Labeled region entries

-*-*-

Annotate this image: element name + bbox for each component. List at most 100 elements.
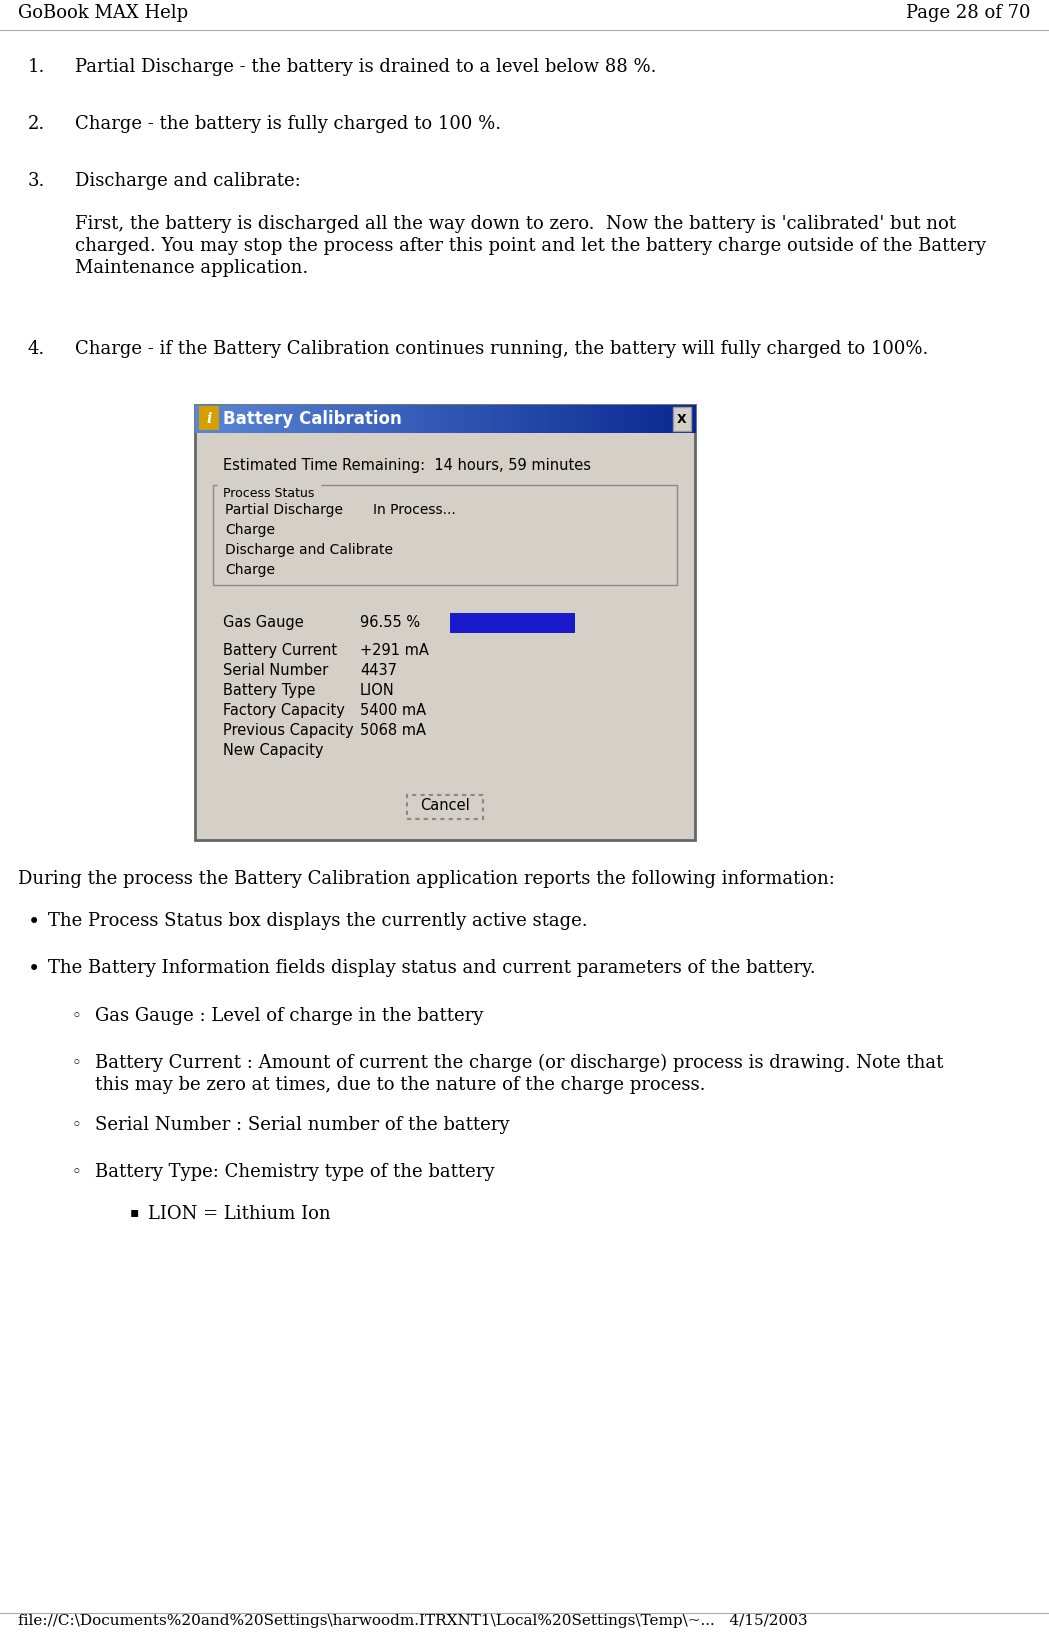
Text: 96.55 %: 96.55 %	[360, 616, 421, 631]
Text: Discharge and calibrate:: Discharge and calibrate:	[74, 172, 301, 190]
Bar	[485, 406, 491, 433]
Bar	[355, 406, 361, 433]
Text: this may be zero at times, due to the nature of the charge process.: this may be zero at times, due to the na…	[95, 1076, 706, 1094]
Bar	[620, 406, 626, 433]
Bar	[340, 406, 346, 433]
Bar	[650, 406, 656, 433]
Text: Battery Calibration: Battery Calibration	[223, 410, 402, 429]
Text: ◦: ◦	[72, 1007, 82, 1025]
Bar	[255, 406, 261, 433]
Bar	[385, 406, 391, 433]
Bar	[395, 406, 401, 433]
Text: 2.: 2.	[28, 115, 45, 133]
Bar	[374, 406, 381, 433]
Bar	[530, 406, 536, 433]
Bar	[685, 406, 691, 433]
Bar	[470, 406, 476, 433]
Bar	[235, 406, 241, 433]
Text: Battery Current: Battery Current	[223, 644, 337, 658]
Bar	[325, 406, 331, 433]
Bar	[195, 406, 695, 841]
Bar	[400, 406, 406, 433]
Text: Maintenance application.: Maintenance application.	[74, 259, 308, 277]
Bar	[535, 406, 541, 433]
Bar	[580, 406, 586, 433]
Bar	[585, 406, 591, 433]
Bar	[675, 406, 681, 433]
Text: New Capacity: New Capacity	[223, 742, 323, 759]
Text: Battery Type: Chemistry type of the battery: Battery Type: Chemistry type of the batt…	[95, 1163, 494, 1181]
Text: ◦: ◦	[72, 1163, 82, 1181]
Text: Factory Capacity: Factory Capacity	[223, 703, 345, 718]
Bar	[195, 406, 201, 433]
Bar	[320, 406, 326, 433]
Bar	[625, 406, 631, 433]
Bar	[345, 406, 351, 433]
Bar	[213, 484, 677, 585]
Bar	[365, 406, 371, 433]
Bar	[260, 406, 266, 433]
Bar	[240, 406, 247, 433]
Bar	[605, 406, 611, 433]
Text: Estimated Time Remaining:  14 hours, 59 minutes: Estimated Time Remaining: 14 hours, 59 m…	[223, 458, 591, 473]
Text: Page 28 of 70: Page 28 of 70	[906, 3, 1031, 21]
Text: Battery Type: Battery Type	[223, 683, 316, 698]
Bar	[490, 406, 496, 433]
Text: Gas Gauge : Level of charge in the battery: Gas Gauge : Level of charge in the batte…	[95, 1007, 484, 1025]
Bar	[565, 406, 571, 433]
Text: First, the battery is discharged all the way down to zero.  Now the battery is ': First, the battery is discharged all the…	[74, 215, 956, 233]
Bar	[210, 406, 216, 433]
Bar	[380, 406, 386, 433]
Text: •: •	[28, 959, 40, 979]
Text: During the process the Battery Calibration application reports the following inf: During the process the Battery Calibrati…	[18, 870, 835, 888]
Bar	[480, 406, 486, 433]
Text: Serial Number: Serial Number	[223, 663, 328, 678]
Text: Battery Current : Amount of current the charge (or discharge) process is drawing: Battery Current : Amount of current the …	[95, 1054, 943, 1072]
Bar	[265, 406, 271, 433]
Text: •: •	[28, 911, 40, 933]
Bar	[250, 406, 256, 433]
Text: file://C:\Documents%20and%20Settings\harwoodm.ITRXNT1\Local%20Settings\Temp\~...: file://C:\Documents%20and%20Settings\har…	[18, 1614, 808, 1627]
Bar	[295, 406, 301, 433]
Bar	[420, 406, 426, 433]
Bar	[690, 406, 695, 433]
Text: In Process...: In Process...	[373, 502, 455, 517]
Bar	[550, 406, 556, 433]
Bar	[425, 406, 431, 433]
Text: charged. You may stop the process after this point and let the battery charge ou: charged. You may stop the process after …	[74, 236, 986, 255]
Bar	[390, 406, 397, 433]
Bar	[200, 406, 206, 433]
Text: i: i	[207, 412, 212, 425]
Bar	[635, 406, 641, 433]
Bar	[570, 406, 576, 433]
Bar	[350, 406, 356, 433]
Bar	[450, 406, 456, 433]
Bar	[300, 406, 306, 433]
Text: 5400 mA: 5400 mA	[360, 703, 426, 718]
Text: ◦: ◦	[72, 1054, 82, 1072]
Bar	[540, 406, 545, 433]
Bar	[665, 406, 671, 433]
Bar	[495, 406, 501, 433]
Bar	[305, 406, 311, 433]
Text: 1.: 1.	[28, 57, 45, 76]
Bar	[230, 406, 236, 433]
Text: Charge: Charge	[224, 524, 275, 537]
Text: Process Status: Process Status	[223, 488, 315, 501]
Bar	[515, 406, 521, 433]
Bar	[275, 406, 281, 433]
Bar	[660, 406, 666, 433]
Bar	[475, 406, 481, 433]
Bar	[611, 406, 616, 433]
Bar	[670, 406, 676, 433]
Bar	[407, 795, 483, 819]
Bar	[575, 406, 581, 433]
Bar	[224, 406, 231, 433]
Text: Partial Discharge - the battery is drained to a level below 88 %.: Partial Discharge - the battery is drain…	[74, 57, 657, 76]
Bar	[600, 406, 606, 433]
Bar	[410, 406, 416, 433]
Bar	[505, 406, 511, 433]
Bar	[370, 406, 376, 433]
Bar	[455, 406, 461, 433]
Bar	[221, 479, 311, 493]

-*-*-

- [WHAT IS BEING ASKED]: Output every line of these rows verbatim, leaving out the pictures.

- [OUTPUT FOR THIS EXERCISE]:
Annotate this image: element name + bbox for each component. List at most 100 elements.
Text: 96.55 %: 96.55 %	[360, 616, 421, 631]
Text: Discharge and calibrate:: Discharge and calibrate:	[74, 172, 301, 190]
Bar	[485, 406, 491, 433]
Bar	[355, 406, 361, 433]
Text: this may be zero at times, due to the nature of the charge process.: this may be zero at times, due to the na…	[95, 1076, 706, 1094]
Bar	[620, 406, 626, 433]
Bar	[340, 406, 346, 433]
Bar	[650, 406, 656, 433]
Text: Battery Calibration: Battery Calibration	[223, 410, 402, 429]
Text: ◦: ◦	[72, 1007, 82, 1025]
Bar	[255, 406, 261, 433]
Bar	[385, 406, 391, 433]
Bar	[395, 406, 401, 433]
Text: 2.: 2.	[28, 115, 45, 133]
Bar	[374, 406, 381, 433]
Bar	[530, 406, 536, 433]
Bar	[685, 406, 691, 433]
Bar	[470, 406, 476, 433]
Bar	[235, 406, 241, 433]
Text: Battery Current: Battery Current	[223, 644, 337, 658]
Bar	[325, 406, 331, 433]
Bar	[195, 406, 695, 841]
Bar	[400, 406, 406, 433]
Text: Maintenance application.: Maintenance application.	[74, 259, 308, 277]
Bar	[535, 406, 541, 433]
Bar	[580, 406, 586, 433]
Bar	[585, 406, 591, 433]
Bar	[675, 406, 681, 433]
Text: New Capacity: New Capacity	[223, 742, 323, 759]
Text: Battery Type: Chemistry type of the battery: Battery Type: Chemistry type of the batt…	[95, 1163, 494, 1181]
Text: ◦: ◦	[72, 1163, 82, 1181]
Text: Factory Capacity: Factory Capacity	[223, 703, 345, 718]
Bar	[195, 406, 201, 433]
Bar	[320, 406, 326, 433]
Bar	[625, 406, 631, 433]
Bar	[345, 406, 351, 433]
Bar	[213, 484, 677, 585]
Bar	[365, 406, 371, 433]
Bar	[260, 406, 266, 433]
Bar	[240, 406, 247, 433]
Bar	[605, 406, 611, 433]
Text: Estimated Time Remaining:  14 hours, 59 minutes: Estimated Time Remaining: 14 hours, 59 m…	[223, 458, 591, 473]
Text: Page 28 of 70: Page 28 of 70	[906, 3, 1031, 21]
Text: Battery Type: Battery Type	[223, 683, 316, 698]
Bar	[490, 406, 496, 433]
Text: Gas Gauge : Level of charge in the battery: Gas Gauge : Level of charge in the batte…	[95, 1007, 484, 1025]
Bar	[565, 406, 571, 433]
Text: First, the battery is discharged all the way down to zero.  Now the battery is ': First, the battery is discharged all the…	[74, 215, 956, 233]
Bar	[210, 406, 216, 433]
Bar	[380, 406, 386, 433]
Text: •: •	[28, 959, 40, 979]
Text: During the process the Battery Calibration application reports the following inf: During the process the Battery Calibrati…	[18, 870, 835, 888]
Bar	[480, 406, 486, 433]
Text: Serial Number: Serial Number	[223, 663, 328, 678]
Text: Battery Current : Amount of current the charge (or discharge) process is drawing: Battery Current : Amount of current the …	[95, 1054, 943, 1072]
Bar	[265, 406, 271, 433]
Text: •: •	[28, 911, 40, 933]
Bar	[250, 406, 256, 433]
Text: file://C:\Documents%20and%20Settings\harwoodm.ITRXNT1\Local%20Settings\Temp\~...: file://C:\Documents%20and%20Settings\har…	[18, 1614, 808, 1627]
Bar	[295, 406, 301, 433]
Bar	[420, 406, 426, 433]
Bar	[690, 406, 695, 433]
Text: In Process...: In Process...	[373, 502, 455, 517]
Bar	[550, 406, 556, 433]
Bar	[425, 406, 431, 433]
Text: charged. You may stop the process after this point and let the battery charge ou: charged. You may stop the process after …	[74, 236, 986, 255]
Bar	[390, 406, 397, 433]
Bar	[200, 406, 206, 433]
Text: i: i	[207, 412, 212, 425]
Bar	[635, 406, 641, 433]
Bar	[570, 406, 576, 433]
Bar	[350, 406, 356, 433]
Bar	[450, 406, 456, 433]
Bar	[300, 406, 306, 433]
Text: 5400 mA: 5400 mA	[360, 703, 426, 718]
Text: ◦: ◦	[72, 1054, 82, 1072]
Bar	[540, 406, 545, 433]
Bar	[665, 406, 671, 433]
Bar	[495, 406, 501, 433]
Bar	[305, 406, 311, 433]
Text: 1.: 1.	[28, 57, 45, 76]
Bar	[230, 406, 236, 433]
Text: Charge: Charge	[224, 524, 275, 537]
Text: Process Status: Process Status	[223, 488, 315, 501]
Bar	[515, 406, 521, 433]
Bar	[275, 406, 281, 433]
Bar	[660, 406, 666, 433]
Bar	[475, 406, 481, 433]
Bar	[611, 406, 616, 433]
Bar	[670, 406, 676, 433]
Bar	[407, 795, 483, 819]
Bar	[575, 406, 581, 433]
Bar	[224, 406, 231, 433]
Text: Partial Discharge - the battery is drained to a level below 88 %.: Partial Discharge - the battery is drain…	[74, 57, 657, 76]
Bar	[600, 406, 606, 433]
Bar	[410, 406, 416, 433]
Bar	[505, 406, 511, 433]
Bar	[370, 406, 376, 433]
Bar	[455, 406, 461, 433]
Bar	[221, 479, 311, 493]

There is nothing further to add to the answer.